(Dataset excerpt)

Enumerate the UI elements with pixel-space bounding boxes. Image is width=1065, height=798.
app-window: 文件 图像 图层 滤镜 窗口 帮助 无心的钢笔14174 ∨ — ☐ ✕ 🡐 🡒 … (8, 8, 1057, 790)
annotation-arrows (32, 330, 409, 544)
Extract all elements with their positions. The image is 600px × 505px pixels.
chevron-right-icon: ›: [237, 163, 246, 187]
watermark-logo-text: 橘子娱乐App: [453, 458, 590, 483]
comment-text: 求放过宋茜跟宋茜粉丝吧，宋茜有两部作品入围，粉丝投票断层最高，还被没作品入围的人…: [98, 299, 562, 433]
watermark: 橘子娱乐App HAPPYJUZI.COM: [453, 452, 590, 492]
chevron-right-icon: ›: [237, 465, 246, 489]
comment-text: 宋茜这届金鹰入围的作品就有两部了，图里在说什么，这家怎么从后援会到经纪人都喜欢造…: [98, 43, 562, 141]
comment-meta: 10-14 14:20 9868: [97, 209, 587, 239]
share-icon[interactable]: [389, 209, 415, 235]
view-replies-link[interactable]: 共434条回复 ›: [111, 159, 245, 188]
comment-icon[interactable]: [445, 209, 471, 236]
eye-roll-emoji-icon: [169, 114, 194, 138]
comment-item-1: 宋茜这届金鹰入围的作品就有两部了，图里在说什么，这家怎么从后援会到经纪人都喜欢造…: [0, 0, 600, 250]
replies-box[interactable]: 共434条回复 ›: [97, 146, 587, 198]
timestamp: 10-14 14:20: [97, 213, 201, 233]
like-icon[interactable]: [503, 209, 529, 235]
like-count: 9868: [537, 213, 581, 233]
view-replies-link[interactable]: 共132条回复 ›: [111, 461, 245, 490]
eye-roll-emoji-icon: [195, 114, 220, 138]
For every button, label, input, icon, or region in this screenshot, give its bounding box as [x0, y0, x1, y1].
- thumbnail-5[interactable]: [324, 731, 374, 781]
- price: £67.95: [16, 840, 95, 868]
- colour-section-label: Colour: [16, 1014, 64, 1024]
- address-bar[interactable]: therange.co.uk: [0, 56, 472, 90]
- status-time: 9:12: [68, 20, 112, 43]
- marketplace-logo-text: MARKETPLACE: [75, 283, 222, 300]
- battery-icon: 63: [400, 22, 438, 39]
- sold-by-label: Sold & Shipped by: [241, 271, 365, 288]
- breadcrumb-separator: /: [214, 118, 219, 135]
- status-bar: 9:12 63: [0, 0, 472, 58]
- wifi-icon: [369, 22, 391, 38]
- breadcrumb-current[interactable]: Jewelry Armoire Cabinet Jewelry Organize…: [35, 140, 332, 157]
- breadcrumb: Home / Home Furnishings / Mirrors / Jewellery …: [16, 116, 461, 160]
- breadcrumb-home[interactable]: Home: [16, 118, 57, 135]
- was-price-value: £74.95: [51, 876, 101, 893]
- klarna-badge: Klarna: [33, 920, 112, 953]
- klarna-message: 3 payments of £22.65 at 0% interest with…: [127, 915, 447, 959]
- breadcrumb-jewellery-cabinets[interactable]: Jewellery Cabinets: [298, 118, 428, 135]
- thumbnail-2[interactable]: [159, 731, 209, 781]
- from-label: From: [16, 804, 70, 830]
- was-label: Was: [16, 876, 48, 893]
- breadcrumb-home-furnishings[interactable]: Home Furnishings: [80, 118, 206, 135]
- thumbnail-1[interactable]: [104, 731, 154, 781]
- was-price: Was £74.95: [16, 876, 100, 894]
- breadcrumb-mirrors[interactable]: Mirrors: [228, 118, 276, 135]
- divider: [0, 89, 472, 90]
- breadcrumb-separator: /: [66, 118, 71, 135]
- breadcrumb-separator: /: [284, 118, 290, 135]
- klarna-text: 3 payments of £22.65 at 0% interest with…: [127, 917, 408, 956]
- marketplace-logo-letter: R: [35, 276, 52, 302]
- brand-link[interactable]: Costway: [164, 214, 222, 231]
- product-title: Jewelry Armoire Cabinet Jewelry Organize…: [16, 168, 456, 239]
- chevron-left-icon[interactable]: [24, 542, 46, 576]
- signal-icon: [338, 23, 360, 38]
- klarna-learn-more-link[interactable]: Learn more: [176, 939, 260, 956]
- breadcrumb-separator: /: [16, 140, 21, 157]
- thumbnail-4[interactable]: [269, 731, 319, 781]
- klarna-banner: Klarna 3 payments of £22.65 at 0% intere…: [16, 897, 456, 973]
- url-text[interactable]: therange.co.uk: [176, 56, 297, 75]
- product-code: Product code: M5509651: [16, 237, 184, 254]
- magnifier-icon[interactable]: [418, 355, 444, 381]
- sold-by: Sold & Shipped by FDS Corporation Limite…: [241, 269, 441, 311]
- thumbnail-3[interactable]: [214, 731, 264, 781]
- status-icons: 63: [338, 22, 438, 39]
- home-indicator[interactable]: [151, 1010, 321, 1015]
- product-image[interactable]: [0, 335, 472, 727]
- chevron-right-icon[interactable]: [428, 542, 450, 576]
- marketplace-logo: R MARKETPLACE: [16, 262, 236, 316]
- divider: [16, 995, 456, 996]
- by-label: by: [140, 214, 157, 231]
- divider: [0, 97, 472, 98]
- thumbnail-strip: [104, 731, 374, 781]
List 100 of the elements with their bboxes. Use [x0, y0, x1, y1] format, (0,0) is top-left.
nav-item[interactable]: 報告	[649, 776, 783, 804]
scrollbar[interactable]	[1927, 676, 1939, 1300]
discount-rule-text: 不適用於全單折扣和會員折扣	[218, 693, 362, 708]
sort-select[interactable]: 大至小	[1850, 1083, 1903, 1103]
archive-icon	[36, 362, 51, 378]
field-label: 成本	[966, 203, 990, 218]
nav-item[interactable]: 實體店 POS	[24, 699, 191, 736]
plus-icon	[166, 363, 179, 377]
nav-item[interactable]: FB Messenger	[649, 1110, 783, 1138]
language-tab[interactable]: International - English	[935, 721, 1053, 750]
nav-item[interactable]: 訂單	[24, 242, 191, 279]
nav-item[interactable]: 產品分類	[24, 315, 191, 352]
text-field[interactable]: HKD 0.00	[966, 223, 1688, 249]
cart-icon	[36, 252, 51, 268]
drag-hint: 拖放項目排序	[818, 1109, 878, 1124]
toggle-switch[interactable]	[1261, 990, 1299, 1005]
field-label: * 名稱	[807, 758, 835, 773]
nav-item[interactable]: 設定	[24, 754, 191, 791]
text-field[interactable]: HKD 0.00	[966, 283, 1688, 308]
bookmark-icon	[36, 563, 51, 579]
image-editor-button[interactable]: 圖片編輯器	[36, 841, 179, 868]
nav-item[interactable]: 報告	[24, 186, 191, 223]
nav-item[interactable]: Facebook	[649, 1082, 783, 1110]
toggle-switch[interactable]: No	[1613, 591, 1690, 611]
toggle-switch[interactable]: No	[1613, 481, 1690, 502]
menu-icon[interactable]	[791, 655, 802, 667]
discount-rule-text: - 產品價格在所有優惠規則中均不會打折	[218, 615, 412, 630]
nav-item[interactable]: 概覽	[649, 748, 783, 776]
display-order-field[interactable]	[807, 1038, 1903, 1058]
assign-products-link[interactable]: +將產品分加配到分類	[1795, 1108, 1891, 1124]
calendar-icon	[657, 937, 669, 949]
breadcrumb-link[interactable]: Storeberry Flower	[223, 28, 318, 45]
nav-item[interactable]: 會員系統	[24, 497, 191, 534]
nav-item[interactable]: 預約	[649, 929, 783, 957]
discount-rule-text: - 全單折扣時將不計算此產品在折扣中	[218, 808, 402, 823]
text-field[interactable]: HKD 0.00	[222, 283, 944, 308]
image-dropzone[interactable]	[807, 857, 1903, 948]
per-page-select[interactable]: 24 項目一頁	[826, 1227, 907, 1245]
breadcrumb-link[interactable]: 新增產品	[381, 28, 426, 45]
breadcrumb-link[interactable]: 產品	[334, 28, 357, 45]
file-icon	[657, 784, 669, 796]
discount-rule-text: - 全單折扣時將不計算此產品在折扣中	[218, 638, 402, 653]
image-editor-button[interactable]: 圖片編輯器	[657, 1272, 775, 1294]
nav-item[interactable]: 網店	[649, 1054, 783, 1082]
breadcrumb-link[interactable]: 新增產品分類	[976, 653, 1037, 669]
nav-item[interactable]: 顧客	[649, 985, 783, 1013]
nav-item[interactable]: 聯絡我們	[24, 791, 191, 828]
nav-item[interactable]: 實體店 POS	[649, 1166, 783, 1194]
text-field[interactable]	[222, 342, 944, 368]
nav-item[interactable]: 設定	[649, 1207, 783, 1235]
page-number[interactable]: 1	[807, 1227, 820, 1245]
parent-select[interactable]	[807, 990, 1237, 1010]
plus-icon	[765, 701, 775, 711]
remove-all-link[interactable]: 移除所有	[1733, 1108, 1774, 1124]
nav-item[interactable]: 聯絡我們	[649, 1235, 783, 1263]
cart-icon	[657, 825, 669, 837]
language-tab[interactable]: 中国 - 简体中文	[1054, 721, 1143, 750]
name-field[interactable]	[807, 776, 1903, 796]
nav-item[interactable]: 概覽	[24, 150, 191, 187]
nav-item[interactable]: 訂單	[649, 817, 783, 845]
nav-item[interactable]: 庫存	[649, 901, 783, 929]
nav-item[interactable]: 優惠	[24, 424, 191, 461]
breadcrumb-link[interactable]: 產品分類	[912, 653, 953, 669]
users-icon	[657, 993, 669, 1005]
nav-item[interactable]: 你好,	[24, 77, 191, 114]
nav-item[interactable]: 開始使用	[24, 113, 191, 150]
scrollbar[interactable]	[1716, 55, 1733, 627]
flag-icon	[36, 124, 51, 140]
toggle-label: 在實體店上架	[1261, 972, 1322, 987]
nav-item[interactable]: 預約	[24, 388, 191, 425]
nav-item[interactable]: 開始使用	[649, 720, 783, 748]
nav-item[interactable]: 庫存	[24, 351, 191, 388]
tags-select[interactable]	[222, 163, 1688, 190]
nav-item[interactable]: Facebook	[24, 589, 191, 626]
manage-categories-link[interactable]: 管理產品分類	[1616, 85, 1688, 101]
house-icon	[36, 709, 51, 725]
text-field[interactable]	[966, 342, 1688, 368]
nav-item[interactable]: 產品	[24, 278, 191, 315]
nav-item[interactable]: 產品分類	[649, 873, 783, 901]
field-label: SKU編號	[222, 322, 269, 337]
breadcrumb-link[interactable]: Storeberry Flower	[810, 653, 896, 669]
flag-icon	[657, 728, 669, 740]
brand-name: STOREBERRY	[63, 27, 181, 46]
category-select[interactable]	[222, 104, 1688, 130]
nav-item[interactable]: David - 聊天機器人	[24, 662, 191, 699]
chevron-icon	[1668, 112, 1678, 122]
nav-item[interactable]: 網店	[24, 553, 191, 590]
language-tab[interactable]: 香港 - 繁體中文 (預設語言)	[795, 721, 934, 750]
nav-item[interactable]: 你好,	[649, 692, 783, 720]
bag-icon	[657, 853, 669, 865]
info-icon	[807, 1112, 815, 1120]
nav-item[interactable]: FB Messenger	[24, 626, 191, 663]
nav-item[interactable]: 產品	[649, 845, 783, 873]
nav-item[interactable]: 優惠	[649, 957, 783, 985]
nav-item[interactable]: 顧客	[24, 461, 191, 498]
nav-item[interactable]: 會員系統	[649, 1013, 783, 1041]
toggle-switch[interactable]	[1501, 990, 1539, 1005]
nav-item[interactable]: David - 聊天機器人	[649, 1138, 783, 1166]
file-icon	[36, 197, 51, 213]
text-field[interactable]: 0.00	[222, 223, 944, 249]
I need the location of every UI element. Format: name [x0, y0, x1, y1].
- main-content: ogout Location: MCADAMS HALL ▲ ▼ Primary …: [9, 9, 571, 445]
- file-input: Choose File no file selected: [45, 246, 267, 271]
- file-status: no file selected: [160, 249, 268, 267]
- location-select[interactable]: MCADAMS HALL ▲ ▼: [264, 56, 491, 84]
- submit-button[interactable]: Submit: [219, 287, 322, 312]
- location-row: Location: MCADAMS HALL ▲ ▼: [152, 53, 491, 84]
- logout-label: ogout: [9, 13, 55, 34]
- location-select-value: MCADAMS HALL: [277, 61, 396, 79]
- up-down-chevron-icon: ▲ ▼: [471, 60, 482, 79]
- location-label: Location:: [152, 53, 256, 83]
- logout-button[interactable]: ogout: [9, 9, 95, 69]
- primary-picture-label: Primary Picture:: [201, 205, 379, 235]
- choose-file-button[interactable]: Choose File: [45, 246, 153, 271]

- [WHAT TO DO] Copy out, line for line, the stretch of entries from the very first line through the line containing "watermark-logo-text: 橘子娱乐App: [453, 458, 590, 483]", with both of those lines included.

- [ANSWER TO THIS EXERCISE]
Enumerate the UI elements with pixel-space bounding boxes. Image is width=1065, height=798.
app-window: 文件 图像 图层 滤镜 窗口 帮助 无心的钢笔14174 ∨ — ☐ ✕ 🡐 🡒 … (8, 8, 1057, 790)
annotation-arrows (32, 330, 409, 544)
Extract all elements with their positions. The image is 600px × 505px pixels.
chevron-right-icon: ›: [237, 163, 246, 187]
watermark-logo-text: 橘子娱乐App: [453, 458, 590, 483]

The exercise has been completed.